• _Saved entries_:
--------------------

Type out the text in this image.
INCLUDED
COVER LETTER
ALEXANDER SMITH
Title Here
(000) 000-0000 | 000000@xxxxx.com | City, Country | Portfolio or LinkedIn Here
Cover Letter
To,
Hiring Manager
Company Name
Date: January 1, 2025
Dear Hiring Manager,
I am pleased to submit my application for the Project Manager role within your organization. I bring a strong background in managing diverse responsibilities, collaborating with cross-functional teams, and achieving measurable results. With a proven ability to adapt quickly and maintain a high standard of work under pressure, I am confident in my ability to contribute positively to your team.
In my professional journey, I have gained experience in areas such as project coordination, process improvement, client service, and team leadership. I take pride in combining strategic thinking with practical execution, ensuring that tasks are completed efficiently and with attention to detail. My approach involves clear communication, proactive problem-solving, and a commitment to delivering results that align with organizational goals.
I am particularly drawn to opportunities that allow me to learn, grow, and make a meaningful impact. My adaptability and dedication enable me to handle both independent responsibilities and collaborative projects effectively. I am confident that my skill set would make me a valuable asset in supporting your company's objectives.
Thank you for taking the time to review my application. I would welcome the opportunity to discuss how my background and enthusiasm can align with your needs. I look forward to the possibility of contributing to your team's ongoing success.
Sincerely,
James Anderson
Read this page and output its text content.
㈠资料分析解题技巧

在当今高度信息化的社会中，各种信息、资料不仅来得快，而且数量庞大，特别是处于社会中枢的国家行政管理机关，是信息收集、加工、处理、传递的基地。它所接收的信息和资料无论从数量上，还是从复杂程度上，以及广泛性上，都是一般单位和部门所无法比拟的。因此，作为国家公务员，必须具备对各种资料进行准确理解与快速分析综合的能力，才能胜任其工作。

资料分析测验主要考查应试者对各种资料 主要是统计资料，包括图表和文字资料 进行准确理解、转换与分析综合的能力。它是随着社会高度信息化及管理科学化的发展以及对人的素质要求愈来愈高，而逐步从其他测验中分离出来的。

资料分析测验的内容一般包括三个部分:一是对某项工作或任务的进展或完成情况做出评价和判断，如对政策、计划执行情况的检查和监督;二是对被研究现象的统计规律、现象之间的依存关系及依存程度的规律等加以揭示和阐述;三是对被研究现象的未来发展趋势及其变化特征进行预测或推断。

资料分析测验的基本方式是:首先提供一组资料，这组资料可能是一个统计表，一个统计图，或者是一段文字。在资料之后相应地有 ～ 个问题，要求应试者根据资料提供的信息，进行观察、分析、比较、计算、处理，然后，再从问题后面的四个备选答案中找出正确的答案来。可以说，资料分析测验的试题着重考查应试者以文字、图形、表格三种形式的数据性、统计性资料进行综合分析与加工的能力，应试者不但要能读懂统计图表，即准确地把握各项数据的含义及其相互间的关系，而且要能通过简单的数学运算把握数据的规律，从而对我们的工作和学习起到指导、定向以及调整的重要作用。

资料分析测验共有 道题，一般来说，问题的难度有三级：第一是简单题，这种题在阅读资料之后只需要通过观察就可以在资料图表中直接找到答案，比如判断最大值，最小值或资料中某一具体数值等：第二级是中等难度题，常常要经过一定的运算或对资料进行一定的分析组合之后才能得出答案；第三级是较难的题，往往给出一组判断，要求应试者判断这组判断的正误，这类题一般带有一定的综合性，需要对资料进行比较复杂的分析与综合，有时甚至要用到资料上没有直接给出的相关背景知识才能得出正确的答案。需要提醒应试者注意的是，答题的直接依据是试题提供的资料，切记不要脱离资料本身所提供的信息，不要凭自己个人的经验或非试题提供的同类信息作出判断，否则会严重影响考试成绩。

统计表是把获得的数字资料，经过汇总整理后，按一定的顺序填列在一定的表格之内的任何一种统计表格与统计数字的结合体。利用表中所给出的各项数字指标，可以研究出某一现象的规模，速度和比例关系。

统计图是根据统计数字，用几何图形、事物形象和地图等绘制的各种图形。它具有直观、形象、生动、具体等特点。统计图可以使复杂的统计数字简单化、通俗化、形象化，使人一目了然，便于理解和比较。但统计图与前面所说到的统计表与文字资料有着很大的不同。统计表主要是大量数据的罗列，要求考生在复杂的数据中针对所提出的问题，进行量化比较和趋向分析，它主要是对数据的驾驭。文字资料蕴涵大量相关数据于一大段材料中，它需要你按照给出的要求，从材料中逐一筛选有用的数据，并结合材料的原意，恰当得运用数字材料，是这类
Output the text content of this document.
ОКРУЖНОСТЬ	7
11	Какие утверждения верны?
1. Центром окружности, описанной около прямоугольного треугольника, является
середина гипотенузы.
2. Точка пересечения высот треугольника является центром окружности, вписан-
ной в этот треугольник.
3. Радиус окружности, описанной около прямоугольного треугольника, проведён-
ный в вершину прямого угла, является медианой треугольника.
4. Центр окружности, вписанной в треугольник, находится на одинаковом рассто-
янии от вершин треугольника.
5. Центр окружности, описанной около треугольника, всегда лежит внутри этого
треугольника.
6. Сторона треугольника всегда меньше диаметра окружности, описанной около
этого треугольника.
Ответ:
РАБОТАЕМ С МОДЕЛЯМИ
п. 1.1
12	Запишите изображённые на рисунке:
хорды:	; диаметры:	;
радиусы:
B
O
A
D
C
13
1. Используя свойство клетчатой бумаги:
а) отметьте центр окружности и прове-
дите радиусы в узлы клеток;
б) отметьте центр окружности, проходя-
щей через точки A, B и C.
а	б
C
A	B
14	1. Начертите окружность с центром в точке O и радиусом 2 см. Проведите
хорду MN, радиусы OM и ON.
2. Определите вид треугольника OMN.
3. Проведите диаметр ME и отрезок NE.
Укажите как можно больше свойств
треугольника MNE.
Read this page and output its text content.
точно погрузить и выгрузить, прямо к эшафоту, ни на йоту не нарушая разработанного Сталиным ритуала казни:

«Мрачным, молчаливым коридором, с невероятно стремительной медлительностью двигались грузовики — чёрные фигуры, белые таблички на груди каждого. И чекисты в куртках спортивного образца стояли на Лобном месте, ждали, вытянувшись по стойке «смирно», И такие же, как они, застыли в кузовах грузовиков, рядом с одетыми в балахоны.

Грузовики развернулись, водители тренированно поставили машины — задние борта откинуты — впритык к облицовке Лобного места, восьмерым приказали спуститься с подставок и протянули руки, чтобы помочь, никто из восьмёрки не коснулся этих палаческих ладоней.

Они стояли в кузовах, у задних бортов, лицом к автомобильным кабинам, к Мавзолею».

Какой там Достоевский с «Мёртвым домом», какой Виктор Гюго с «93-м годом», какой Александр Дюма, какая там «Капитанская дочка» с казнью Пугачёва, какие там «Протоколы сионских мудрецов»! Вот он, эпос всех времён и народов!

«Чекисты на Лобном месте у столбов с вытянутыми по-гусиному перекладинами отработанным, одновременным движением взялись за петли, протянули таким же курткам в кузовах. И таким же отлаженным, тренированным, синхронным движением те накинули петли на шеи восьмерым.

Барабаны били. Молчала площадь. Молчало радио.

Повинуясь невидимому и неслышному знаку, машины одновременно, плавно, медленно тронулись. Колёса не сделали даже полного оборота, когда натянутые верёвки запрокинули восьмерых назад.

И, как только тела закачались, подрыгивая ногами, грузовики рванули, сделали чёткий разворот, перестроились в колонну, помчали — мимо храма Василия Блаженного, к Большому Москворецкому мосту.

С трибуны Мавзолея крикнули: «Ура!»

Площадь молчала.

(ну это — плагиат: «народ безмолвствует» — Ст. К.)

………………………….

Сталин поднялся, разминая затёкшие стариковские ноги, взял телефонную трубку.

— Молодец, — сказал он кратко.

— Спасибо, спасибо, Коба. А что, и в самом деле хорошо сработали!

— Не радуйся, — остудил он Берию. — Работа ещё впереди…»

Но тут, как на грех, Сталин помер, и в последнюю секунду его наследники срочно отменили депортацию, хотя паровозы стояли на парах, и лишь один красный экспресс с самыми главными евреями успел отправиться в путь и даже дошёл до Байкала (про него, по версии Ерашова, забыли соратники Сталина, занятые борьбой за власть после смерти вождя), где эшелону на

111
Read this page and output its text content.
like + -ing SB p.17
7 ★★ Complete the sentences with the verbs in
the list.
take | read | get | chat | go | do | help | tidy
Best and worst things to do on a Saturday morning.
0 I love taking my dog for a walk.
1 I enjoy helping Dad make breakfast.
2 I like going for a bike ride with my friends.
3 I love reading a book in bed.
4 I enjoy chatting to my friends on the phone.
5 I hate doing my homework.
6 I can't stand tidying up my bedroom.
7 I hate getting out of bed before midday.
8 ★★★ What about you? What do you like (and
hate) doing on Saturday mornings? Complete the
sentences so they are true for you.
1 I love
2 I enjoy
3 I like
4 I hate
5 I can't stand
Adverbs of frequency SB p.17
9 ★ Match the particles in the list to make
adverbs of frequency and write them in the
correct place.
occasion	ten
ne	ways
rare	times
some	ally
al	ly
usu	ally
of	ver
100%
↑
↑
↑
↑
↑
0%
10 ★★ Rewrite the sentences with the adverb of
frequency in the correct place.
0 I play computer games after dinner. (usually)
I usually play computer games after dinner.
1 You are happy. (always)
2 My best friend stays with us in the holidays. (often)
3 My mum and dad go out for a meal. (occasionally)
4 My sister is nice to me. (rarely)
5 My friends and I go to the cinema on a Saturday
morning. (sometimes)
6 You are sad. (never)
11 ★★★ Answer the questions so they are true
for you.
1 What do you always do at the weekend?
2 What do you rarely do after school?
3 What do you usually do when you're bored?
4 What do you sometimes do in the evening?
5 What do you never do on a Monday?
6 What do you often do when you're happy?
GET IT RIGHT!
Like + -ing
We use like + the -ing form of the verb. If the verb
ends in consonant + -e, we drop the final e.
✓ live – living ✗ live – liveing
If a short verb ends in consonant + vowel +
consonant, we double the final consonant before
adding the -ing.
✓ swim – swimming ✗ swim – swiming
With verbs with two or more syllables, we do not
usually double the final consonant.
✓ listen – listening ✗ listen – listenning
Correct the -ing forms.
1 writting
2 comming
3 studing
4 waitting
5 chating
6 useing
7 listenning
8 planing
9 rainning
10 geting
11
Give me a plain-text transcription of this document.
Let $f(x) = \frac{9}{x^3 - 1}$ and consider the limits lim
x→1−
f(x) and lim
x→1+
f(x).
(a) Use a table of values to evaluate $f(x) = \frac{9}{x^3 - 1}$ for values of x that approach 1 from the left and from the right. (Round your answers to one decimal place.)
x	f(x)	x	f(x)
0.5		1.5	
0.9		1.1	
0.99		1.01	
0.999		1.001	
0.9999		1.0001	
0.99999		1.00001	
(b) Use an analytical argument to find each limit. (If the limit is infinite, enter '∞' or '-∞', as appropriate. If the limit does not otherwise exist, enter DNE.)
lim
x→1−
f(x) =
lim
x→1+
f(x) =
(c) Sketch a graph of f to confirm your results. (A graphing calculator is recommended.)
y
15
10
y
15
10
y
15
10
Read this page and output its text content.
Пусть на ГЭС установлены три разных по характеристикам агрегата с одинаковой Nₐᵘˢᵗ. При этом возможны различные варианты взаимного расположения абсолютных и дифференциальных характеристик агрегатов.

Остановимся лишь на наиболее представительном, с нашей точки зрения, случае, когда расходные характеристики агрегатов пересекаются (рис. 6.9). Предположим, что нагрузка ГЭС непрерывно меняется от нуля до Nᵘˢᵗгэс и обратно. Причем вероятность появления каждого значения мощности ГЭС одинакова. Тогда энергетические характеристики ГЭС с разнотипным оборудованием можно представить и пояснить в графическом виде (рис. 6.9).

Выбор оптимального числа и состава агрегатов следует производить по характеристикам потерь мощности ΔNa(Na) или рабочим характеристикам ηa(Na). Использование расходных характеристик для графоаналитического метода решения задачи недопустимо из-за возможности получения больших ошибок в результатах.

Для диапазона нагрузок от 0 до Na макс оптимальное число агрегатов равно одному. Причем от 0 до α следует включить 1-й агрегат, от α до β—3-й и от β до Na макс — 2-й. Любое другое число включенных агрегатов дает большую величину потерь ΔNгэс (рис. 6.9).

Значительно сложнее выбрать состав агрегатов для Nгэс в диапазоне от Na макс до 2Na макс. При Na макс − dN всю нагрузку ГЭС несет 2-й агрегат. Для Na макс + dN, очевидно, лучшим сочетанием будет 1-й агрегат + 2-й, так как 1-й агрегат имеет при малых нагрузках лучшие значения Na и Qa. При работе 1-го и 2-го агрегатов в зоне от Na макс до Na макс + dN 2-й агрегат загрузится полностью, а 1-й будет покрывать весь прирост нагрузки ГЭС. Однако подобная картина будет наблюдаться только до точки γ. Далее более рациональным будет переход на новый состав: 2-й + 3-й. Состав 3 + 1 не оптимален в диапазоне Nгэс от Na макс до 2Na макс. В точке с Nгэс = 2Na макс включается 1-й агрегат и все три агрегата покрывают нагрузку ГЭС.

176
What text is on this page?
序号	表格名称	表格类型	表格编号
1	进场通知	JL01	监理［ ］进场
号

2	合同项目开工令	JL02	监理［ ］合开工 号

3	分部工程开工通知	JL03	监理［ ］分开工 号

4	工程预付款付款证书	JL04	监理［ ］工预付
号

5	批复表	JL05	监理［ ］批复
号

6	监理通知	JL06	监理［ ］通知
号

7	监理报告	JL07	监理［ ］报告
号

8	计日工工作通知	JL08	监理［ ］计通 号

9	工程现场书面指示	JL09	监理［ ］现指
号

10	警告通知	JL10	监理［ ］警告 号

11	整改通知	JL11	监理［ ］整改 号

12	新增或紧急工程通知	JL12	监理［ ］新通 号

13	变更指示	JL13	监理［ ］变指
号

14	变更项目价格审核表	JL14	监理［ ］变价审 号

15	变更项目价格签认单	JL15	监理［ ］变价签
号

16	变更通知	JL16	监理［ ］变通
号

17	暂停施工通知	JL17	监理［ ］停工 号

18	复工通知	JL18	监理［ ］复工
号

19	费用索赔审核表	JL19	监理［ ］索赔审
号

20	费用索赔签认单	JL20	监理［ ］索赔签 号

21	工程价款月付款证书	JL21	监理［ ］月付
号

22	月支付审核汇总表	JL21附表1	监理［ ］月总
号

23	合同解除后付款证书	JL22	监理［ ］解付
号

--------------------

Calculate how many lines of the material include the string "sometimes", and state that number by itself.

2